The problem:
Collect each line containing "汽车类图".

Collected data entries
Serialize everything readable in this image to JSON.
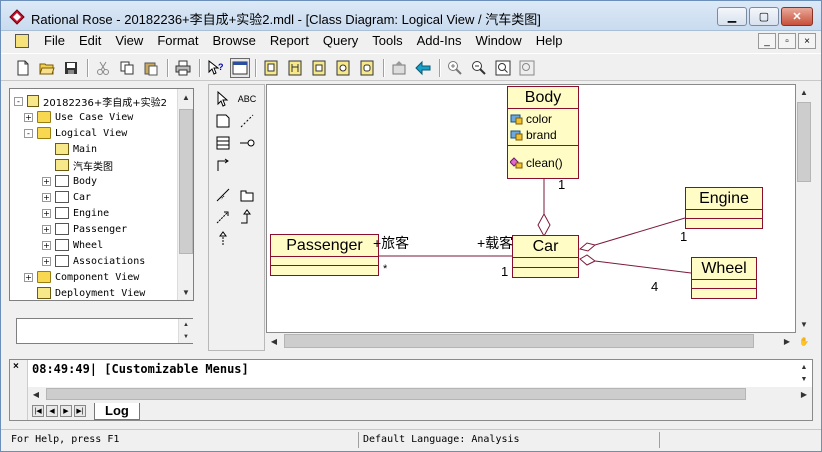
{
  "window": {
    "title": "Rational Rose - 20182236+李自成+实验2.mdl - [Class Diagram: Logical View / 汽车类图]",
    "minimize_label": "▁",
    "maximize_label": "▢",
    "close_label": "✕"
  },
  "menu": [
    "File",
    "Edit",
    "View",
    "Format",
    "Browse",
    "Report",
    "Query",
    "Tools",
    "Add-Ins",
    "Window",
    "Help"
  ],
  "mdi_controls": [
    "_",
    "▫",
    "×"
  ],
  "toolbar_icons": [
    "new-icon",
    "open-icon",
    "save-icon",
    "cut-icon",
    "copy-icon",
    "paste-icon",
    "print-icon",
    "context-help-icon",
    "view-documentation-icon",
    "browse-class-diagram-icon",
    "browse-interaction-diagram-icon",
    "browse-component-diagram-icon",
    "browse-deployment-diagram-icon",
    "browse-parent-icon",
    "browse-previous-icon",
    "zoom-in-icon",
    "zoom-out-icon",
    "fit-in-window-icon",
    "undo-fit-icon"
  ],
  "tree": {
    "root": "20182236+李自成+实验2",
    "items": [
      {
        "label": "Use Case View",
        "type": "folder",
        "level": 1,
        "expander": "+"
      },
      {
        "label": "Logical View",
        "type": "folder",
        "level": 1,
        "expander": "-"
      },
      {
        "label": "Main",
        "type": "diagram",
        "level": 2,
        "expander": ""
      },
      {
        "label": "汽车类图",
        "type": "diagram",
        "level": 2,
        "expander": ""
      },
      {
        "label": "Body",
        "type": "class",
        "level": 2,
        "expander": "+"
      },
      {
        "label": "Car",
        "type": "class",
        "level": 2,
        "expander": "+"
      },
      {
        "label": "Engine",
        "type": "class",
        "level": 2,
        "expander": "+"
      },
      {
        "label": "Passenger",
        "type": "class",
        "level": 2,
        "expander": "+"
      },
      {
        "label": "Wheel",
        "type": "class",
        "level": 2,
        "expander": "+"
      },
      {
        "label": "Associations",
        "type": "assoc",
        "level": 2,
        "expander": "+"
      },
      {
        "label": "Component View",
        "type": "folder",
        "level": 1,
        "expander": "+"
      },
      {
        "label": "Deployment View",
        "type": "deploy",
        "level": 1,
        "expander": ""
      }
    ]
  },
  "toolbox": {
    "text_tool_label": "ABC"
  },
  "diagram": {
    "classes": {
      "body": {
        "name": "Body",
        "attributes": [
          "color",
          "brand"
        ],
        "operations": [
          "clean()"
        ]
      },
      "car": {
        "name": "Car"
      },
      "engine": {
        "name": "Engine"
      },
      "passenger": {
        "name": "Passenger"
      },
      "wheel": {
        "name": "Wheel"
      }
    },
    "labels": {
      "body_car_mult": "1",
      "engine_mult": "1",
      "wheel_mult": "4",
      "passenger_role": "+旅客",
      "passenger_mult": "*",
      "car_role": "+载客",
      "car_mult": "1"
    }
  },
  "log": {
    "entry": "08:49:49|  [Customizable Menus]",
    "tab": "Log"
  },
  "status": {
    "help": "For Help, press F1",
    "language": "Default Language: Analysis"
  },
  "colors": {
    "class_fill": "#fffcc6",
    "class_border": "#8b0e2e",
    "association_line": "#7b1a3a"
  }
}
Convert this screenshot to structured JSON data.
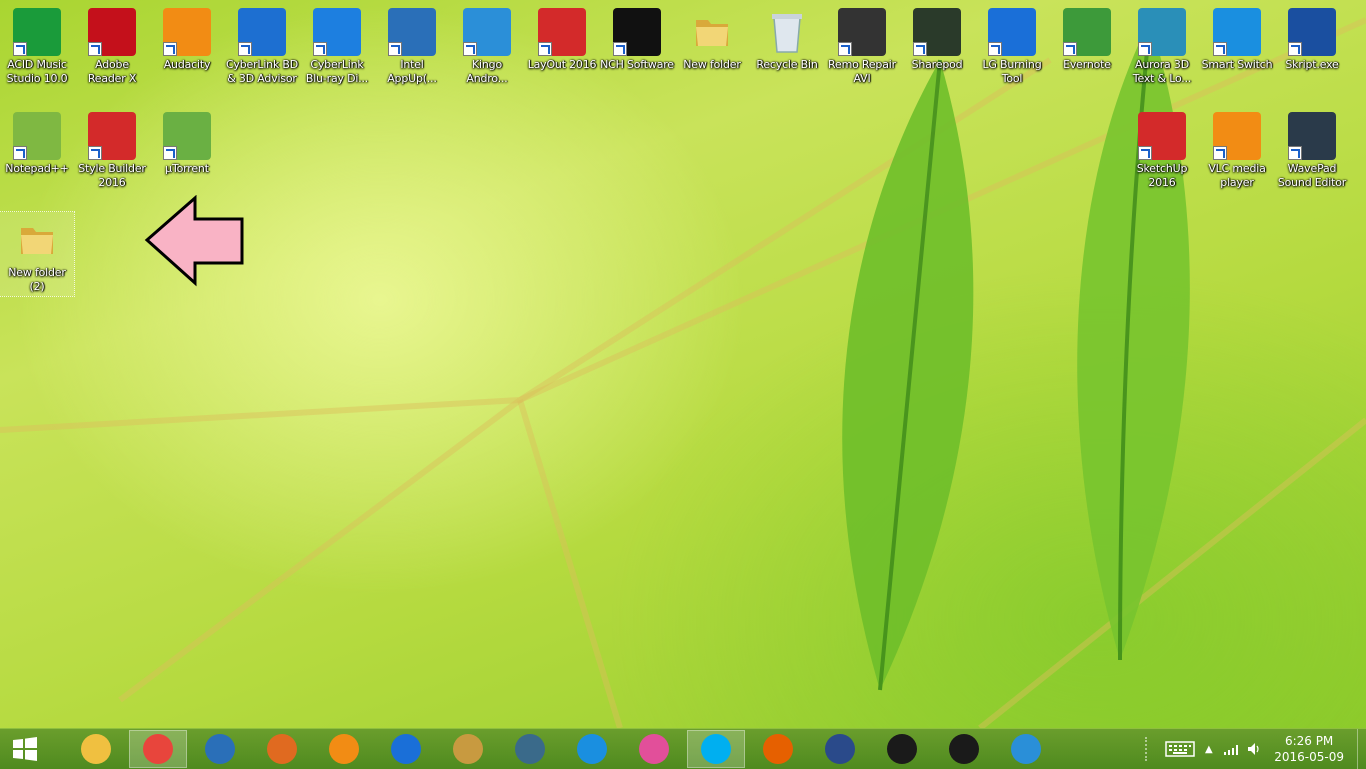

In response:
    "title": "Rational Rose - 20182236+李自成+实验2.mdl - [Class Diagram: Logical View / 汽车类图]",
        "label": "汽车类图",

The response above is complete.